### INSTRUCTIONS TO FOLLOW
Leave the pictures out, and retype all of the material exactly as written.

══ MATERIAL FOR THIS TASK

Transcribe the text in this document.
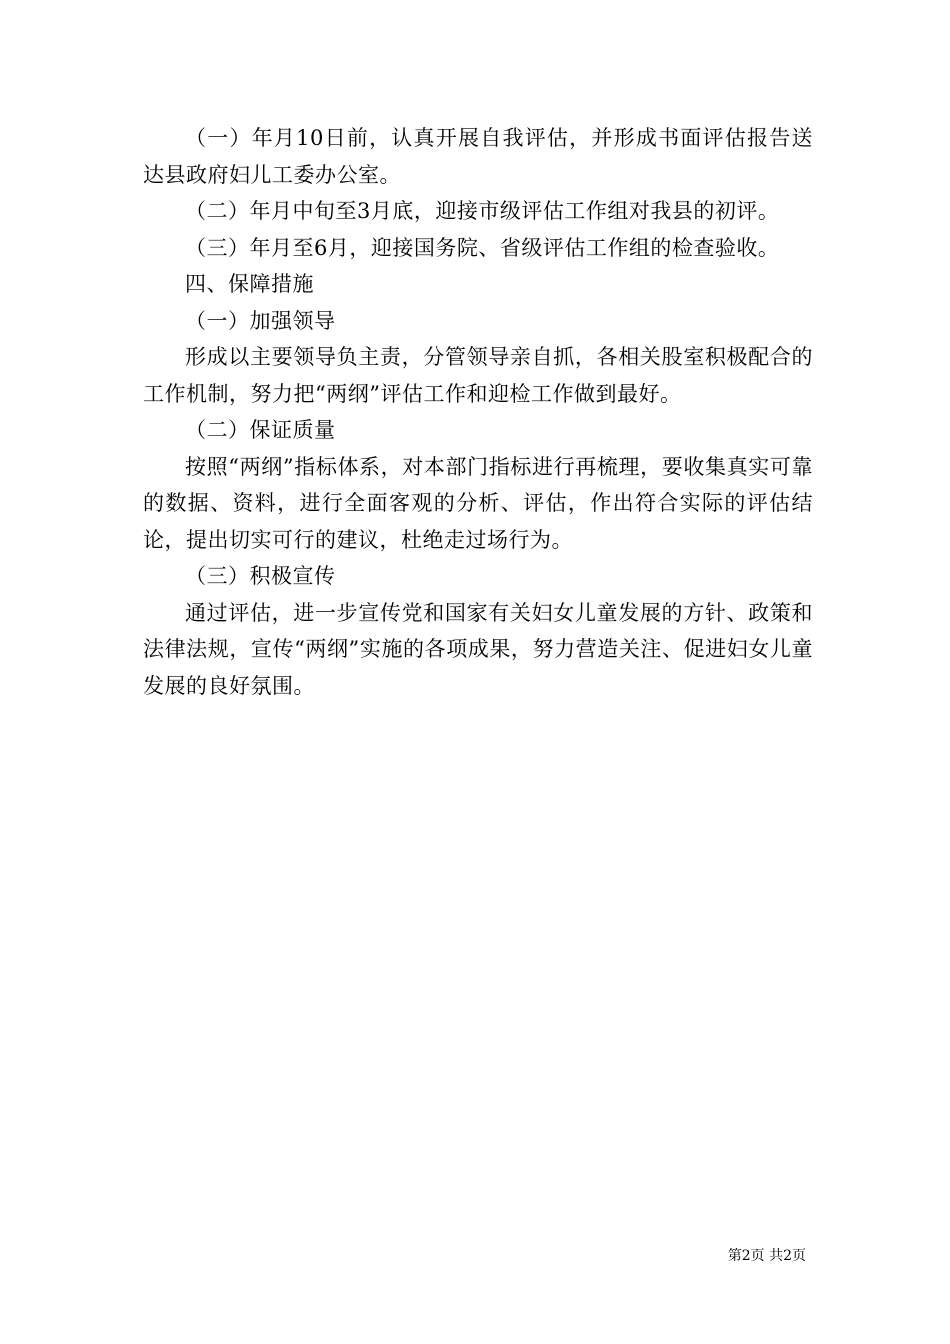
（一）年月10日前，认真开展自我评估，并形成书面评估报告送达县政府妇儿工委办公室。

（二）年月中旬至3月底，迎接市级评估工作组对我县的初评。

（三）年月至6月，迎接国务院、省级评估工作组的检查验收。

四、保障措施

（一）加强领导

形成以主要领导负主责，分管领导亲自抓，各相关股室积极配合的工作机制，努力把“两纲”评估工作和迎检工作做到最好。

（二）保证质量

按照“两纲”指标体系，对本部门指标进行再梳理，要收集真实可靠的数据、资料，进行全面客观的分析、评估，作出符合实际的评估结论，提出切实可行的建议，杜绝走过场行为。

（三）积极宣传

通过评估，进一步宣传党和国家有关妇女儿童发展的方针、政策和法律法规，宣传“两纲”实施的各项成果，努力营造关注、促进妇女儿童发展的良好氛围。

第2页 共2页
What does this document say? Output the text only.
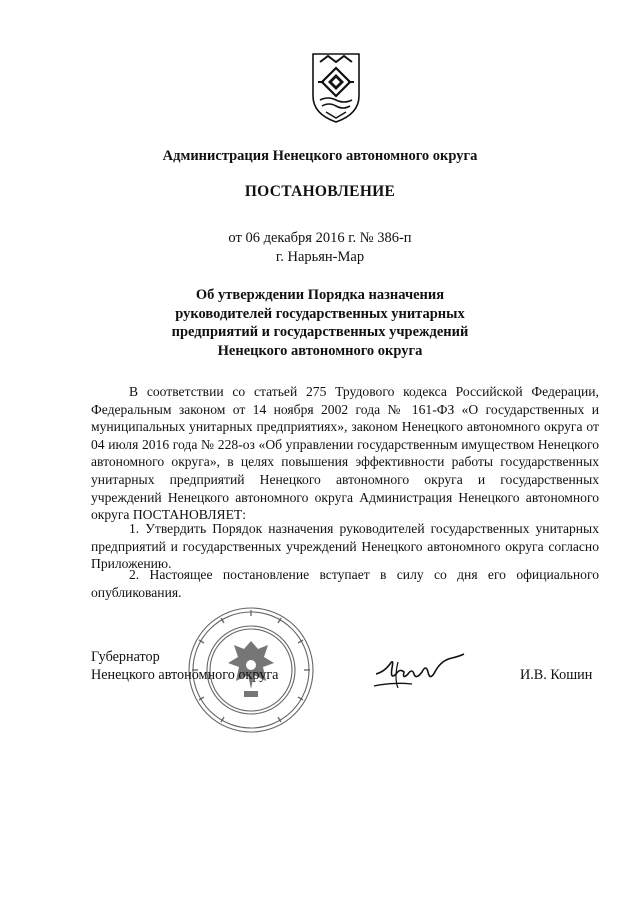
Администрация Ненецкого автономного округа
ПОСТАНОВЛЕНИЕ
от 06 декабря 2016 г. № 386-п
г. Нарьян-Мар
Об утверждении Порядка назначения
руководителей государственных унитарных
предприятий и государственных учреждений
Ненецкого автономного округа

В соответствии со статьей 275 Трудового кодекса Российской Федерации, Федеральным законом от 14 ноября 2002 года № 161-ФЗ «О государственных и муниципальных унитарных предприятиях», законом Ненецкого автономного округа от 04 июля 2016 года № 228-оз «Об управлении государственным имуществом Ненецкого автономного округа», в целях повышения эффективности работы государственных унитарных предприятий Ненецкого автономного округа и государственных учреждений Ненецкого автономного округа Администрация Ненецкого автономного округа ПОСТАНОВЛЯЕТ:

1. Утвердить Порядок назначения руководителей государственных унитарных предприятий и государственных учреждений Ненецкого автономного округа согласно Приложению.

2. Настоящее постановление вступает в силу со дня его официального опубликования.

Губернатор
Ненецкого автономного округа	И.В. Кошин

════

### THE ANSWER
Transcribe the text in this document.
（一）年月10日前，认真开展自我评估，并形成书面评估报告送达县政府妇儿工委办公室。

（二）年月中旬至3月底，迎接市级评估工作组对我县的初评。

（三）年月至6月，迎接国务院、省级评估工作组的检查验收。

四、保障措施

（一）加强领导

形成以主要领导负主责，分管领导亲自抓，各相关股室积极配合的工作机制，努力把“两纲”评估工作和迎检工作做到最好。

（二）保证质量

按照“两纲”指标体系，对本部门指标进行再梳理，要收集真实可靠的数据、资料，进行全面客观的分析、评估，作出符合实际的评估结论，提出切实可行的建议，杜绝走过场行为。

（三）积极宣传

通过评估，进一步宣传党和国家有关妇女儿童发展的方针、政策和法律法规，宣传“两纲”实施的各项成果，努力营造关注、促进妇女儿童发展的良好氛围。

第2页 共2页
What does this document say? Output the text only.
Администрация Ненецкого автономного округа
ПОСТАНОВЛЕНИЕ
от 06 декабря 2016 г. № 386-п
г. Нарьян-Мар
Об утверждении Порядка назначения
руководителей государственных унитарных
предприятий и государственных учреждений
Ненецкого автономного округа

В соответствии со статьей 275 Трудового кодекса Российской Федерации, Федеральным законом от 14 ноября 2002 года № 161-ФЗ «О государственных и муниципальных унитарных предприятиях», законом Ненецкого автономного округа от 04 июля 2016 года № 228-оз «Об управлении государственным имуществом Ненецкого автономного округа», в целях повышения эффективности работы государственных унитарных предприятий Ненецкого автономного округа и государственных учреждений Ненецкого автономного округа Администрация Ненецкого автономного округа ПОСТАНОВЛЯЕТ:

1. Утвердить Порядок назначения руководителей государственных унитарных предприятий и государственных учреждений Ненецкого автономного округа согласно Приложению.

2. Настоящее постановление вступает в силу со дня его официального опубликования.

Губернатор
Ненецкого автономного округа	И.В. Кошин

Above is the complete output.